◆ **Assigned task**
The response should be an exact repetition of all the entries.

-.-.-

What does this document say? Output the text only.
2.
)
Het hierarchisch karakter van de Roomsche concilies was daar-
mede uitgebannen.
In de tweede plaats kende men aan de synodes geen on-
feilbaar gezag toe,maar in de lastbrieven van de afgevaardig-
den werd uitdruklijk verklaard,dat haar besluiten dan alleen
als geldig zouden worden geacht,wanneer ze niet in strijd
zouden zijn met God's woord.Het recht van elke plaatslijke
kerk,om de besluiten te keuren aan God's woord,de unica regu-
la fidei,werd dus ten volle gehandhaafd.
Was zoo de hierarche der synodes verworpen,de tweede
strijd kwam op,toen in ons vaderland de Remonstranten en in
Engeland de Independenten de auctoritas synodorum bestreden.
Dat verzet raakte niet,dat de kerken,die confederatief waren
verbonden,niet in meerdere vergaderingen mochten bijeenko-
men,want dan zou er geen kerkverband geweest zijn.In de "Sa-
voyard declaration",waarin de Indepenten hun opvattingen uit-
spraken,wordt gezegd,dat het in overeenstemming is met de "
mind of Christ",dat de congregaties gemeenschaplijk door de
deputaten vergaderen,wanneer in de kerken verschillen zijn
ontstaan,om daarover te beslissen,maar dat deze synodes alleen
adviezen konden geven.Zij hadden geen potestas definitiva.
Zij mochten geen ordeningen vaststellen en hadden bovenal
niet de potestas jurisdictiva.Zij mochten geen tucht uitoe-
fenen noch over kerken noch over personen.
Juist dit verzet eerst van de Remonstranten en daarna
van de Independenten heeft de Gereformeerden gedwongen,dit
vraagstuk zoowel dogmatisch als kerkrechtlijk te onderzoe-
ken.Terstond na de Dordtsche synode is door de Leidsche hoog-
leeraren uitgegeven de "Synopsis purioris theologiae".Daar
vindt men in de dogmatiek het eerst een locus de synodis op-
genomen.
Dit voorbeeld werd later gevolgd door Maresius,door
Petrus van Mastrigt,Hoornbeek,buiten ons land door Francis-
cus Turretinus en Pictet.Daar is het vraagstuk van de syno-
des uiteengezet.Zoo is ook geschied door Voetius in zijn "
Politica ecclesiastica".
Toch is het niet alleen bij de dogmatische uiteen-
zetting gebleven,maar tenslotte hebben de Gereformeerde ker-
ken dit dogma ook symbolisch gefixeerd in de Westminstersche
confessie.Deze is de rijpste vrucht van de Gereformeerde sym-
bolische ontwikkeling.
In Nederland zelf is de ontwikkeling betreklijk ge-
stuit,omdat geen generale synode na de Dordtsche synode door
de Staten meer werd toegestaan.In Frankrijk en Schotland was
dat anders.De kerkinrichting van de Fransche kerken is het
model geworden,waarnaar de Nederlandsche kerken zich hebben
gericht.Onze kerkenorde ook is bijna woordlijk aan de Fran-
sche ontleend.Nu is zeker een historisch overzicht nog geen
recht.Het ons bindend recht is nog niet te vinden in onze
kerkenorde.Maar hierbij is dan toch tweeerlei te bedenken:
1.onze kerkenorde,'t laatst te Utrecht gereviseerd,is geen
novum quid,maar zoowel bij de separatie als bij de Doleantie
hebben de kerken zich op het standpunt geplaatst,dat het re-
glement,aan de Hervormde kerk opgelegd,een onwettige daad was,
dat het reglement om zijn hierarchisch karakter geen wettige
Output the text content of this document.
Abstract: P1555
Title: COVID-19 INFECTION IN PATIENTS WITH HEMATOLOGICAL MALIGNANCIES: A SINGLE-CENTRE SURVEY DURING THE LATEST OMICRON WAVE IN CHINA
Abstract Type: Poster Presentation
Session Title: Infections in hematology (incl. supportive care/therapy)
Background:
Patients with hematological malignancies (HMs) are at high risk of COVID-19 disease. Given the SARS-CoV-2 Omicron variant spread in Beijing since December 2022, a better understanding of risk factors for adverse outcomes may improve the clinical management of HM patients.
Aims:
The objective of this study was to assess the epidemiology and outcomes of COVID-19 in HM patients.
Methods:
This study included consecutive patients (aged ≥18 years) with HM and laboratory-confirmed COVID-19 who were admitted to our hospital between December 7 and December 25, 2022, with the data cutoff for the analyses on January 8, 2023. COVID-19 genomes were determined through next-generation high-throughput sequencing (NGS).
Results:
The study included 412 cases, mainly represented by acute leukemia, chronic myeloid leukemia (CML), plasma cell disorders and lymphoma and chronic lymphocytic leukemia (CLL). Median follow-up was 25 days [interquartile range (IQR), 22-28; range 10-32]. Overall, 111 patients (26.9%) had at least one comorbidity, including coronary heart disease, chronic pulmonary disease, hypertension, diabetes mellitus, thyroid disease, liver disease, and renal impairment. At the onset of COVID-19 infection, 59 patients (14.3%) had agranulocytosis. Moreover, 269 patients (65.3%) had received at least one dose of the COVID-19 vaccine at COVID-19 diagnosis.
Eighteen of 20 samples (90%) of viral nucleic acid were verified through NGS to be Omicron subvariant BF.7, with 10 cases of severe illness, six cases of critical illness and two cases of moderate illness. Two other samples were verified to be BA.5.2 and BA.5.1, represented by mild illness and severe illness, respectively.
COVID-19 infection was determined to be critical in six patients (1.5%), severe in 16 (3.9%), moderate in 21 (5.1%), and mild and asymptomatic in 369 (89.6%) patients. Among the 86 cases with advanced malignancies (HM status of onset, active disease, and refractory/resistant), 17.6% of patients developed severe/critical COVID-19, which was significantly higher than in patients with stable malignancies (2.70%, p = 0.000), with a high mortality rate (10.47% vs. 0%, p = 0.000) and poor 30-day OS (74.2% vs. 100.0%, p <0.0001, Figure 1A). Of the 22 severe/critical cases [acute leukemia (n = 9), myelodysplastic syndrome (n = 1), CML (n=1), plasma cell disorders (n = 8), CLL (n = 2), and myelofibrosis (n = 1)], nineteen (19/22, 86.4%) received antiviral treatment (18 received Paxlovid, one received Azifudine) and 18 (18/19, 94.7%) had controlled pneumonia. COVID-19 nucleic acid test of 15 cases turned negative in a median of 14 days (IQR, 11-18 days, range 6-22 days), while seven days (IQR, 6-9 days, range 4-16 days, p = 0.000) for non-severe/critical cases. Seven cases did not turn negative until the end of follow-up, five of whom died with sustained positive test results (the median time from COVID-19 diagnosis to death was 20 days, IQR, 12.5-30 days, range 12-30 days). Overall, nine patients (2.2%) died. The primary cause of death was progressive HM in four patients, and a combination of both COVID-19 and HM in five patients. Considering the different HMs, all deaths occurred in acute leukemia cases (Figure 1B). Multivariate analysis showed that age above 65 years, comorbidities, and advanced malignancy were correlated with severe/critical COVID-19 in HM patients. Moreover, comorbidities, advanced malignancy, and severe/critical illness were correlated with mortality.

-.-.-

◆ **Finished task**
What does this document say? Output the text only.
2.
)
Het hierarchisch karakter van de Roomsche concilies was daar-
mede uitgebannen.
In de tweede plaats kende men aan de synodes geen on-
feilbaar gezag toe,maar in de lastbrieven van de afgevaardig-
den werd uitdruklijk verklaard,dat haar besluiten dan alleen
als geldig zouden worden geacht,wanneer ze niet in strijd
zouden zijn met God's woord.Het recht van elke plaatslijke
kerk,om de besluiten te keuren aan God's woord,de unica regu-
la fidei,werd dus ten volle gehandhaafd.
Was zoo de hierarche der synodes verworpen,de tweede
strijd kwam op,toen in ons vaderland de Remonstranten en in
Engeland de Independenten de auctoritas synodorum bestreden.
Dat verzet raakte niet,dat de kerken,die confederatief waren
verbonden,niet in meerdere vergaderingen mochten bijeenko-
men,want dan zou er geen kerkverband geweest zijn.In de "Sa-
voyard declaration",waarin de Indepenten hun opvattingen uit-
spraken,wordt gezegd,dat het in overeenstemming is met de "
mind of Christ",dat de congregaties gemeenschaplijk door de
deputaten vergaderen,wanneer in de kerken verschillen zijn
ontstaan,om daarover te beslissen,maar dat deze synodes alleen
adviezen konden geven.Zij hadden geen potestas definitiva.
Zij mochten geen ordeningen vaststellen en hadden bovenal
niet de potestas jurisdictiva.Zij mochten geen tucht uitoe-
fenen noch over kerken noch over personen.
Juist dit verzet eerst van de Remonstranten en daarna
van de Independenten heeft de Gereformeerden gedwongen,dit
vraagstuk zoowel dogmatisch als kerkrechtlijk te onderzoe-
ken.Terstond na de Dordtsche synode is door de Leidsche hoog-
leeraren uitgegeven de "Synopsis purioris theologiae".Daar
vindt men in de dogmatiek het eerst een locus de synodis op-
genomen.
Dit voorbeeld werd later gevolgd door Maresius,door
Petrus van Mastrigt,Hoornbeek,buiten ons land door Francis-
cus Turretinus en Pictet.Daar is het vraagstuk van de syno-
des uiteengezet.Zoo is ook geschied door Voetius in zijn "
Politica ecclesiastica".
Toch is het niet alleen bij de dogmatische uiteen-
zetting gebleven,maar tenslotte hebben de Gereformeerde ker-
ken dit dogma ook symbolisch gefixeerd in de Westminstersche
confessie.Deze is de rijpste vrucht van de Gereformeerde sym-
bolische ontwikkeling.
In Nederland zelf is de ontwikkeling betreklijk ge-
stuit,omdat geen generale synode na de Dordtsche synode door
de Staten meer werd toegestaan.In Frankrijk en Schotland was
dat anders.De kerkinrichting van de Fransche kerken is het
model geworden,waarnaar de Nederlandsche kerken zich hebben
gericht.Onze kerkenorde ook is bijna woordlijk aan de Fran-
sche ontleend.Nu is zeker een historisch overzicht nog geen
recht.Het ons bindend recht is nog niet te vinden in onze
kerkenorde.Maar hierbij is dan toch tweeerlei te bedenken:
1.onze kerkenorde,'t laatst te Utrecht gereviseerd,is geen
novum quid,maar zoowel bij de separatie als bij de Doleantie
hebben de kerken zich op het standpunt geplaatst,dat het re-
glement,aan de Hervormde kerk opgelegd,een onwettige daad was,
dat het reglement om zijn hierarchisch karakter geen wettige
Output the text content of this document.
Abstract: P1555
Title: COVID-19 INFECTION IN PATIENTS WITH HEMATOLOGICAL MALIGNANCIES: A SINGLE-CENTRE SURVEY DURING THE LATEST OMICRON WAVE IN CHINA
Abstract Type: Poster Presentation
Session Title: Infections in hematology (incl. supportive care/therapy)
Background:
Patients with hematological malignancies (HMs) are at high risk of COVID-19 disease. Given the SARS-CoV-2 Omicron variant spread in Beijing since December 2022, a better understanding of risk factors for adverse outcomes may improve the clinical management of HM patients.
Aims:
The objective of this study was to assess the epidemiology and outcomes of COVID-19 in HM patients.
Methods:
This study included consecutive patients (aged ≥18 years) with HM and laboratory-confirmed COVID-19 who were admitted to our hospital between December 7 and December 25, 2022, with the data cutoff for the analyses on January 8, 2023. COVID-19 genomes were determined through next-generation high-throughput sequencing (NGS).
Results:
The study included 412 cases, mainly represented by acute leukemia, chronic myeloid leukemia (CML), plasma cell disorders and lymphoma and chronic lymphocytic leukemia (CLL). Median follow-up was 25 days [interquartile range (IQR), 22-28; range 10-32]. Overall, 111 patients (26.9%) had at least one comorbidity, including coronary heart disease, chronic pulmonary disease, hypertension, diabetes mellitus, thyroid disease, liver disease, and renal impairment. At the onset of COVID-19 infection, 59 patients (14.3%) had agranulocytosis. Moreover, 269 patients (65.3%) had received at least one dose of the COVID-19 vaccine at COVID-19 diagnosis.
Eighteen of 20 samples (90%) of viral nucleic acid were verified through NGS to be Omicron subvariant BF.7, with 10 cases of severe illness, six cases of critical illness and two cases of moderate illness. Two other samples were verified to be BA.5.2 and BA.5.1, represented by mild illness and severe illness, respectively.
COVID-19 infection was determined to be critical in six patients (1.5%), severe in 16 (3.9%), moderate in 21 (5.1%), and mild and asymptomatic in 369 (89.6%) patients. Among the 86 cases with advanced malignancies (HM status of onset, active disease, and refractory/resistant), 17.6% of patients developed severe/critical COVID-19, which was significantly higher than in patients with stable malignancies (2.70%, p = 0.000), with a high mortality rate (10.47% vs. 0%, p = 0.000) and poor 30-day OS (74.2% vs. 100.0%, p <0.0001, Figure 1A). Of the 22 severe/critical cases [acute leukemia (n = 9), myelodysplastic syndrome (n = 1), CML (n=1), plasma cell disorders (n = 8), CLL (n = 2), and myelofibrosis (n = 1)], nineteen (19/22, 86.4%) received antiviral treatment (18 received Paxlovid, one received Azifudine) and 18 (18/19, 94.7%) had controlled pneumonia. COVID-19 nucleic acid test of 15 cases turned negative in a median of 14 days (IQR, 11-18 days, range 6-22 days), while seven days (IQR, 6-9 days, range 4-16 days, p = 0.000) for non-severe/critical cases. Seven cases did not turn negative until the end of follow-up, five of whom died with sustained positive test results (the median time from COVID-19 diagnosis to death was 20 days, IQR, 12.5-30 days, range 12-30 days). Overall, nine patients (2.2%) died. The primary cause of death was progressive HM in four patients, and a combination of both COVID-19 and HM in five patients. Considering the different HMs, all deaths occurred in acute leukemia cases (Figure 1B). Multivariate analysis showed that age above 65 years, comorbidities, and advanced malignancy were correlated with severe/critical COVID-19 in HM patients. Moreover, comorbidities, advanced malignancy, and severe/critical illness were correlated with mortality.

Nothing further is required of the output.